Task inputs:
----
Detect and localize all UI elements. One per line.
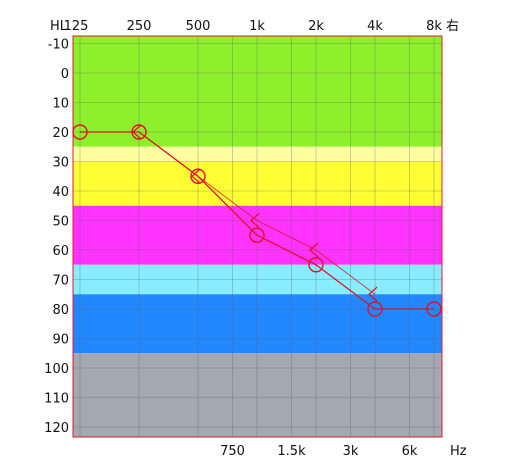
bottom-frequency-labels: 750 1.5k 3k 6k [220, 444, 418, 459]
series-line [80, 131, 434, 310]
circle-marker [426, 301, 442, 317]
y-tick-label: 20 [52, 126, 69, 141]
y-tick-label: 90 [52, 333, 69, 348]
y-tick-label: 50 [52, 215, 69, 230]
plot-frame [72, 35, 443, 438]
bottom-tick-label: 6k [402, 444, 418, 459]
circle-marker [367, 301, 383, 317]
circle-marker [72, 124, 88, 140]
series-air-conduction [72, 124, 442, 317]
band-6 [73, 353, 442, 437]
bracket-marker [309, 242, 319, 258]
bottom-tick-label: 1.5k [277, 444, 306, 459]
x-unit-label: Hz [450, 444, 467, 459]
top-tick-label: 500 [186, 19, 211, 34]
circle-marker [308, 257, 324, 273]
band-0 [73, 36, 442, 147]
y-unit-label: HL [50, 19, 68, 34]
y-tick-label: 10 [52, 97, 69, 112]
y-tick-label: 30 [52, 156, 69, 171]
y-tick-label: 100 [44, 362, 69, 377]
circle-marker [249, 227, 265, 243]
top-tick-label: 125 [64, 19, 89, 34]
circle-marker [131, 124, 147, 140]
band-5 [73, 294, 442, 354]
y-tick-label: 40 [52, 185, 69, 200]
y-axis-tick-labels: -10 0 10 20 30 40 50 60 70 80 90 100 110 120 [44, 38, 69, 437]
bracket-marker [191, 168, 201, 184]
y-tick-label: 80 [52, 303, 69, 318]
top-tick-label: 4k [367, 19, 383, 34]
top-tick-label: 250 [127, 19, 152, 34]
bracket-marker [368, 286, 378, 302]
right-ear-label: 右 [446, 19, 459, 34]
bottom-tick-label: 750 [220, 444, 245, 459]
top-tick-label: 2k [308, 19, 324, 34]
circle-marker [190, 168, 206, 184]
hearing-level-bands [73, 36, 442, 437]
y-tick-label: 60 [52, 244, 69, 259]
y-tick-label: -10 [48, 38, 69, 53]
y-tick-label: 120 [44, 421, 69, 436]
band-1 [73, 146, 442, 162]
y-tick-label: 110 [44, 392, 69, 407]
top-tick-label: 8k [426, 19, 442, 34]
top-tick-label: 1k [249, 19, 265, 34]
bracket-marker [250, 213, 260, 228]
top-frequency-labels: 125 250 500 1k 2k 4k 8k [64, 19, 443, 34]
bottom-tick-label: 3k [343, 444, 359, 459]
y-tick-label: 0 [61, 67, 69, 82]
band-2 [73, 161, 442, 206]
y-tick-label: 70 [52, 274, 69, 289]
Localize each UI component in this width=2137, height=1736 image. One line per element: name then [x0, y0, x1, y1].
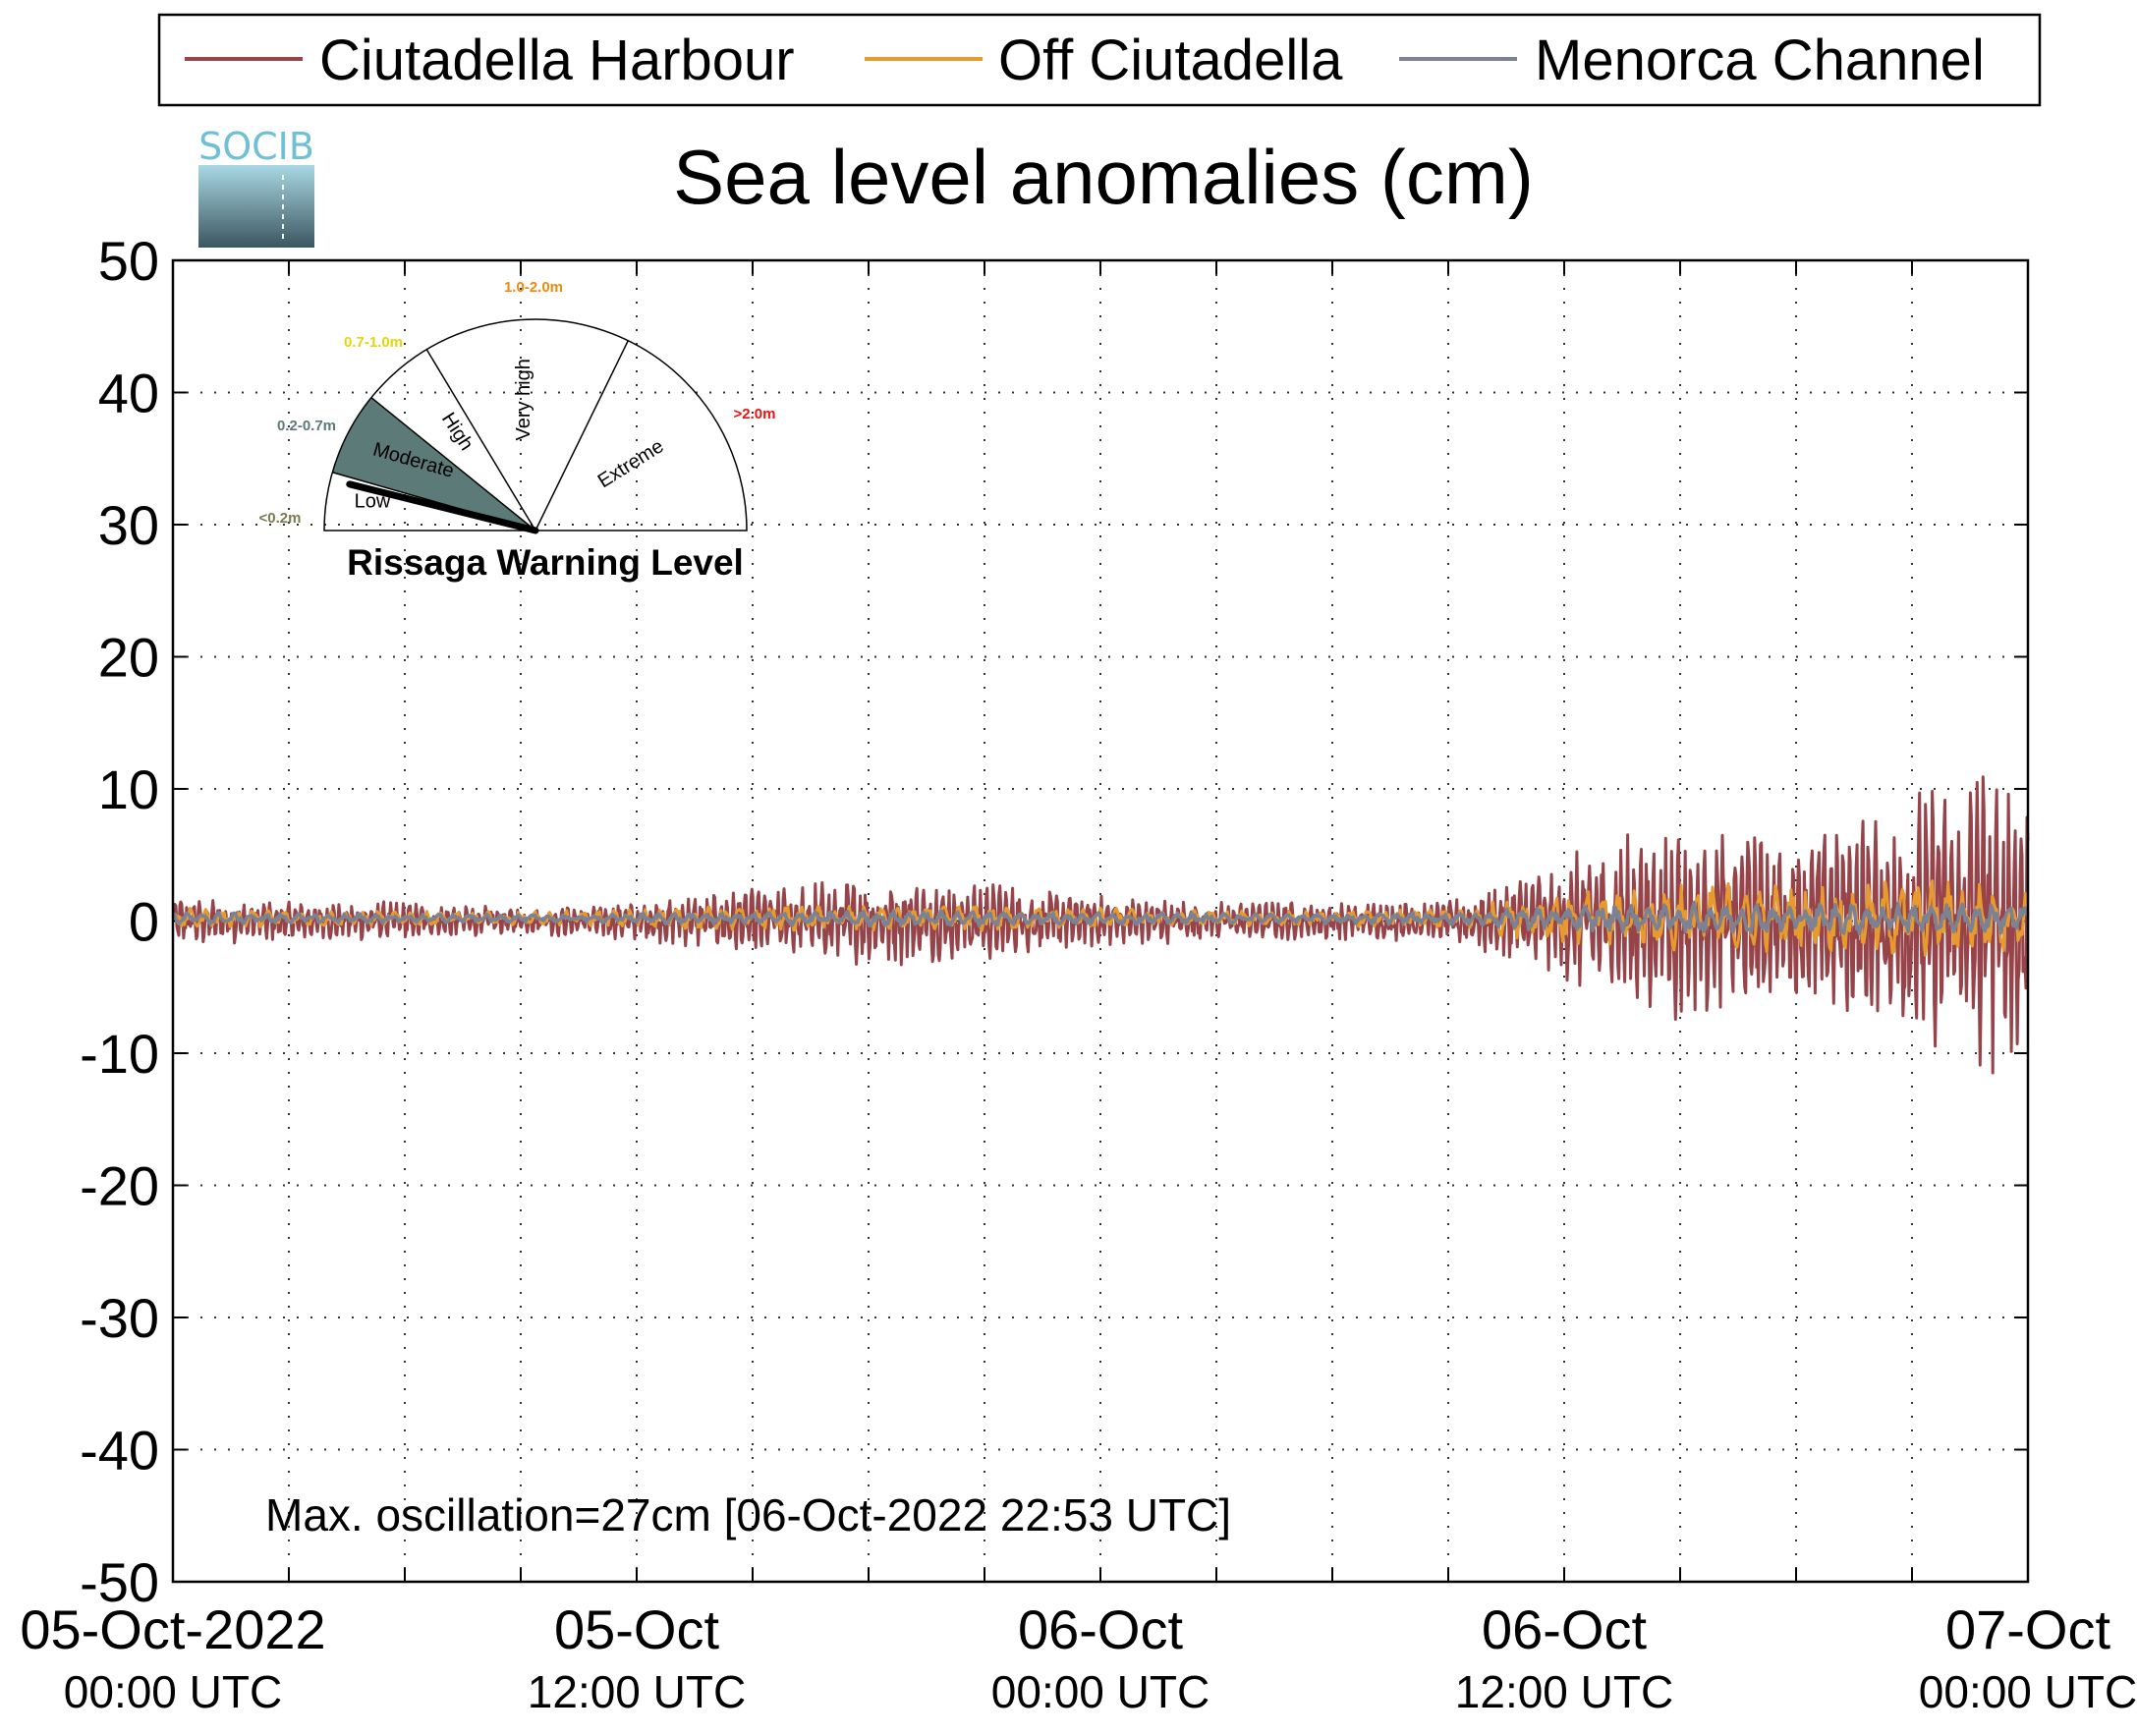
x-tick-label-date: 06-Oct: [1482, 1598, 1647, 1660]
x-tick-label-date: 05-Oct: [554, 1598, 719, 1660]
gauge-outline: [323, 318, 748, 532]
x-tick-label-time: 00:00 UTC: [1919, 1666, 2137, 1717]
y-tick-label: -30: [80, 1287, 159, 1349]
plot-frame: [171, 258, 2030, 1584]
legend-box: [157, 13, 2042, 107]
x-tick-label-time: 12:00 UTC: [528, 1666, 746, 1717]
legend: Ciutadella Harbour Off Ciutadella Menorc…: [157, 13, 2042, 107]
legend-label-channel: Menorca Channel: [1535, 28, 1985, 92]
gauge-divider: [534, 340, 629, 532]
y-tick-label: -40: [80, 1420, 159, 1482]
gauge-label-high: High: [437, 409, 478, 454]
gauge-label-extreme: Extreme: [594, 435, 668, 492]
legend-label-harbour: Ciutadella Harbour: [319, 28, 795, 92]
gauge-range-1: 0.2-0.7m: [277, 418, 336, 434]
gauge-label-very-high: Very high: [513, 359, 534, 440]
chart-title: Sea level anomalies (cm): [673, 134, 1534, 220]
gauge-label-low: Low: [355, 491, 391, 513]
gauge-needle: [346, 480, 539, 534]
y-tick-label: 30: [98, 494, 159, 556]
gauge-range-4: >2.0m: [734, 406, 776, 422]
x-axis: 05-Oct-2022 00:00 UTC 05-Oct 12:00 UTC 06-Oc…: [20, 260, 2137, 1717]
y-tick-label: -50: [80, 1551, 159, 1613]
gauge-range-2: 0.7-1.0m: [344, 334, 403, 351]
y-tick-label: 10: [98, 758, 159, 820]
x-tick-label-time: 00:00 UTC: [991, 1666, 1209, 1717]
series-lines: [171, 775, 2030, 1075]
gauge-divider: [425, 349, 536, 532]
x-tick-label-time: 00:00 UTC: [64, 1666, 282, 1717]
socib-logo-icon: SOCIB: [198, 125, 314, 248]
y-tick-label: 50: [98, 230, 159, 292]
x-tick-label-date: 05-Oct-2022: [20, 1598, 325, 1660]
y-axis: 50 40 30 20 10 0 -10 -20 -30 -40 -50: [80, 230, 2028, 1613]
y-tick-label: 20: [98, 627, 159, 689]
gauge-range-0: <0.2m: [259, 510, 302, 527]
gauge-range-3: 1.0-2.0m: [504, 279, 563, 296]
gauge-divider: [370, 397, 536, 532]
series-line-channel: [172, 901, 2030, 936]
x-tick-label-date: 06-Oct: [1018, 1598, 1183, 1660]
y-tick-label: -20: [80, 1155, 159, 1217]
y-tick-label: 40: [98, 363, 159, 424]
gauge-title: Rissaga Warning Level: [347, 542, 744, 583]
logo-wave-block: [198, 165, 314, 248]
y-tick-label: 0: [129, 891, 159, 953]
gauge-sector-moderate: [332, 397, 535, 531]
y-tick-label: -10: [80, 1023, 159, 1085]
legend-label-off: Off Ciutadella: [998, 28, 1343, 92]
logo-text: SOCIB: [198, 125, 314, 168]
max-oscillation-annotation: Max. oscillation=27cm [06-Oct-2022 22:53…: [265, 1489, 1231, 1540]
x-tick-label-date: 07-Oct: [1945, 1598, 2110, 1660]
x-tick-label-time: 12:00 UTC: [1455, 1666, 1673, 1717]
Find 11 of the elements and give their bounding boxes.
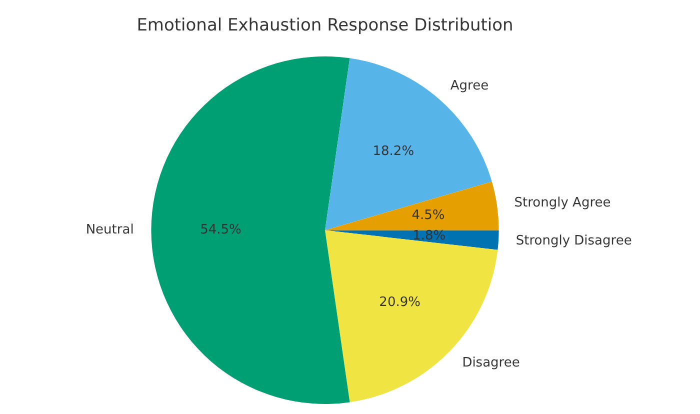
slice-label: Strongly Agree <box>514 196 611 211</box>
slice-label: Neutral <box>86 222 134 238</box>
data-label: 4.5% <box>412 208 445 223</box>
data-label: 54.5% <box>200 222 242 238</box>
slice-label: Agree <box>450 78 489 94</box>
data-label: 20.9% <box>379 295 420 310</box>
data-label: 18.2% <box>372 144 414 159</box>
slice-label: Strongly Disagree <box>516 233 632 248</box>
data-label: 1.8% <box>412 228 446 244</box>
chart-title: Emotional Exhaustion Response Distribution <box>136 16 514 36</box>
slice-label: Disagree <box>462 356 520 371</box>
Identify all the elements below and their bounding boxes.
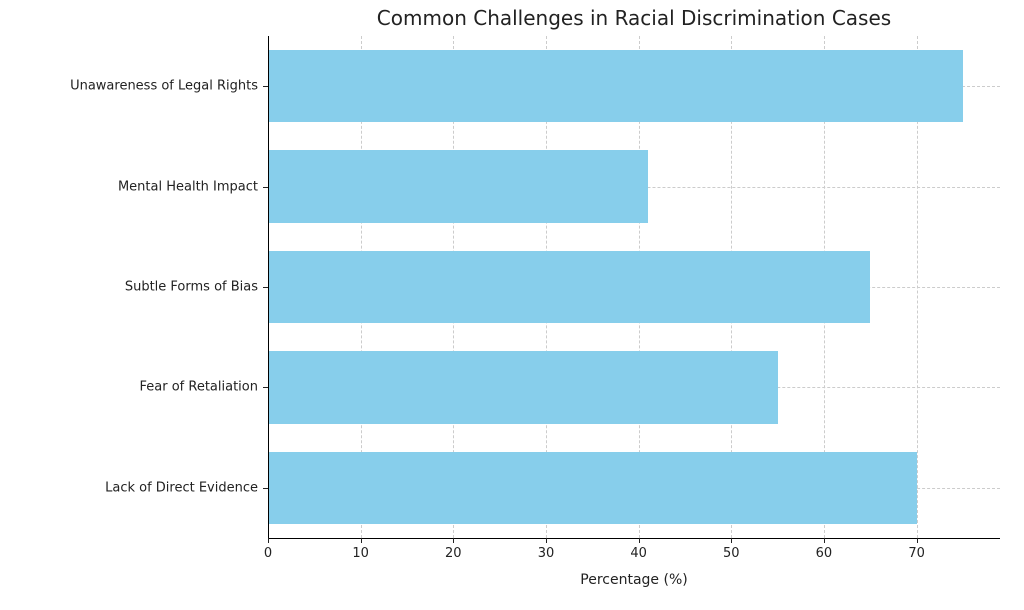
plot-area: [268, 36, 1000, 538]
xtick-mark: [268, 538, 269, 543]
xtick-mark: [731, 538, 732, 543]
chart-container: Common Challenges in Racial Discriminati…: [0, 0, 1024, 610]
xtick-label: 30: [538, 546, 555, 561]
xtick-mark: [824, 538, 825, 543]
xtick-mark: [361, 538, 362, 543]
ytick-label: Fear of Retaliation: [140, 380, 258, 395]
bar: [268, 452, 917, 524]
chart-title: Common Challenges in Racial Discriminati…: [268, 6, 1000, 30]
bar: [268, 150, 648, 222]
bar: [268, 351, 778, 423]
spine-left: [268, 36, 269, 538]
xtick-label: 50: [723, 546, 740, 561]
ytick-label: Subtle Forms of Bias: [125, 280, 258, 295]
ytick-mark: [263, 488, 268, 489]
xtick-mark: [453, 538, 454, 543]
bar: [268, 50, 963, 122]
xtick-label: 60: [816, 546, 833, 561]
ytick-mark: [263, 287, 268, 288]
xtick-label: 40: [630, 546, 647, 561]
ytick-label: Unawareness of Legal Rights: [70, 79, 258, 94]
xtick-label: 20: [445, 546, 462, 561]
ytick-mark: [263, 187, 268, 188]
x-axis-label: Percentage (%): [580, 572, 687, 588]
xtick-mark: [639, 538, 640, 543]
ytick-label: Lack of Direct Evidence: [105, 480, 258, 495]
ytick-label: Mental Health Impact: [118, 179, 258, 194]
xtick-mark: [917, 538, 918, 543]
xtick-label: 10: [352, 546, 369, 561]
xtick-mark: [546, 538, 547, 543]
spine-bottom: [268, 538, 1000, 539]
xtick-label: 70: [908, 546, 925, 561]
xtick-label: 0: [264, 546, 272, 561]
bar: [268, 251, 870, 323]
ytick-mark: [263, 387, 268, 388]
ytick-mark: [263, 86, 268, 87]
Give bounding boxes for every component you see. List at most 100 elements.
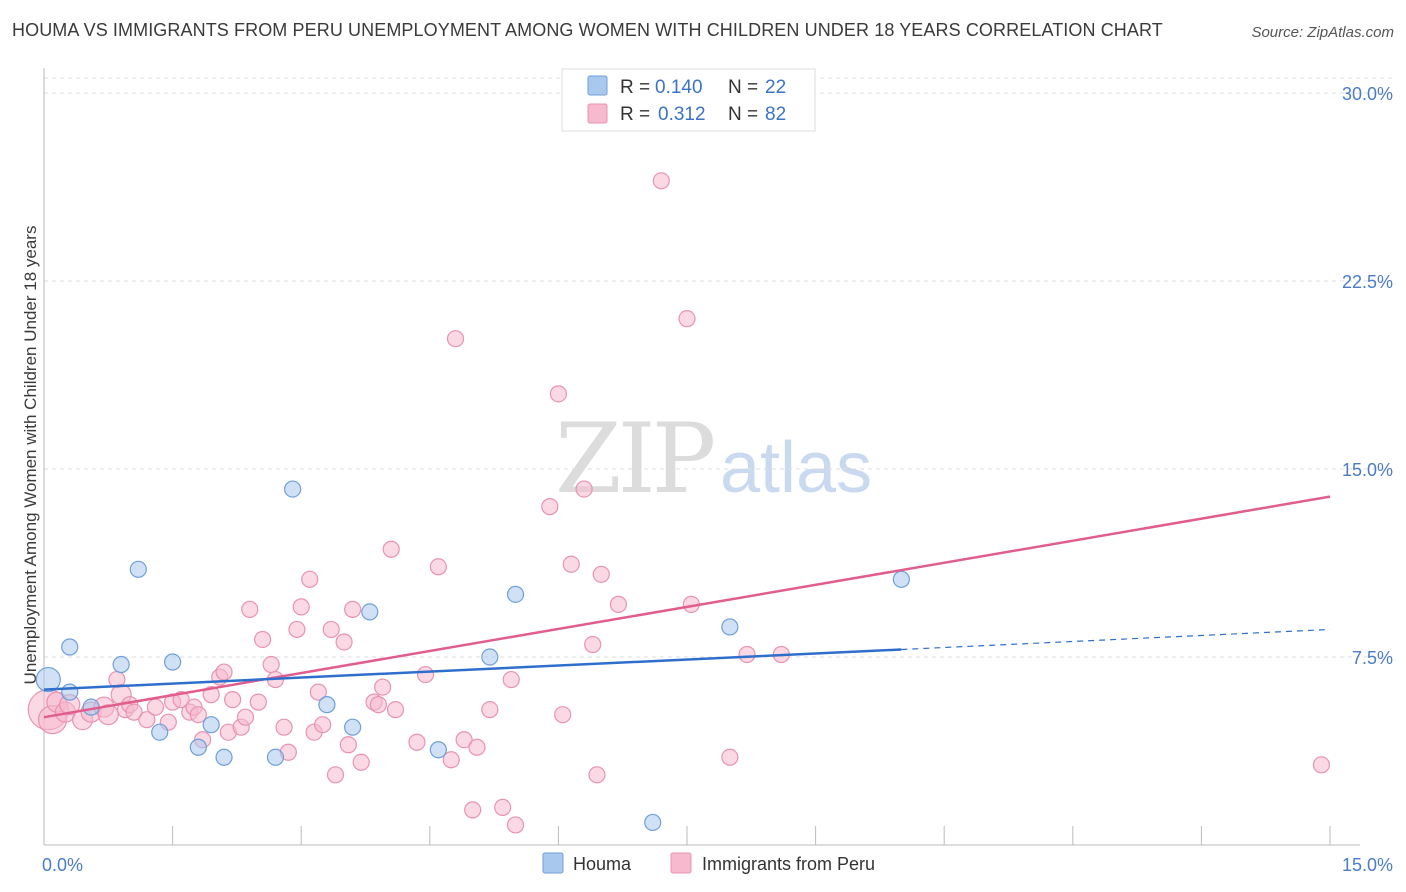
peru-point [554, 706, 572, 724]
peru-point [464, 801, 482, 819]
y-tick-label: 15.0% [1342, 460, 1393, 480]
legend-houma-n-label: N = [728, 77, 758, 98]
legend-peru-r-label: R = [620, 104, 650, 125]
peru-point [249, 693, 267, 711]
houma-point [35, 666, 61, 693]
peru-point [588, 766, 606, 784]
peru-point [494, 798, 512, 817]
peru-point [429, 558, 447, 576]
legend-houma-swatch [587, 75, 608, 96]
----
Task directions: Return, word for word, the lines from the rows above: begin at the line that has "slice-label: Strongly Agree" and stop after the line that has "Identify all the".

Final answer:
slice-label: Strongly Agree <box>514 196 611 211</box>
slice-label: Neutral <box>86 222 134 238</box>
data-label: 4.5% <box>412 208 445 223</box>
data-label: 54.5% <box>200 222 242 238</box>
slice-label: Agree <box>450 78 489 94</box>
data-label: 20.9% <box>379 295 420 310</box>
data-label: 18.2% <box>372 144 414 159</box>
slice-label: Strongly Disagree <box>516 233 632 248</box>
data-label: 1.8% <box>412 228 446 244</box>
chart-title: Emotional Exhaustion Response Distribution <box>136 16 514 36</box>
slice-label: Disagree <box>462 356 520 371</box>
Identify all the elements below and their bounding boxes.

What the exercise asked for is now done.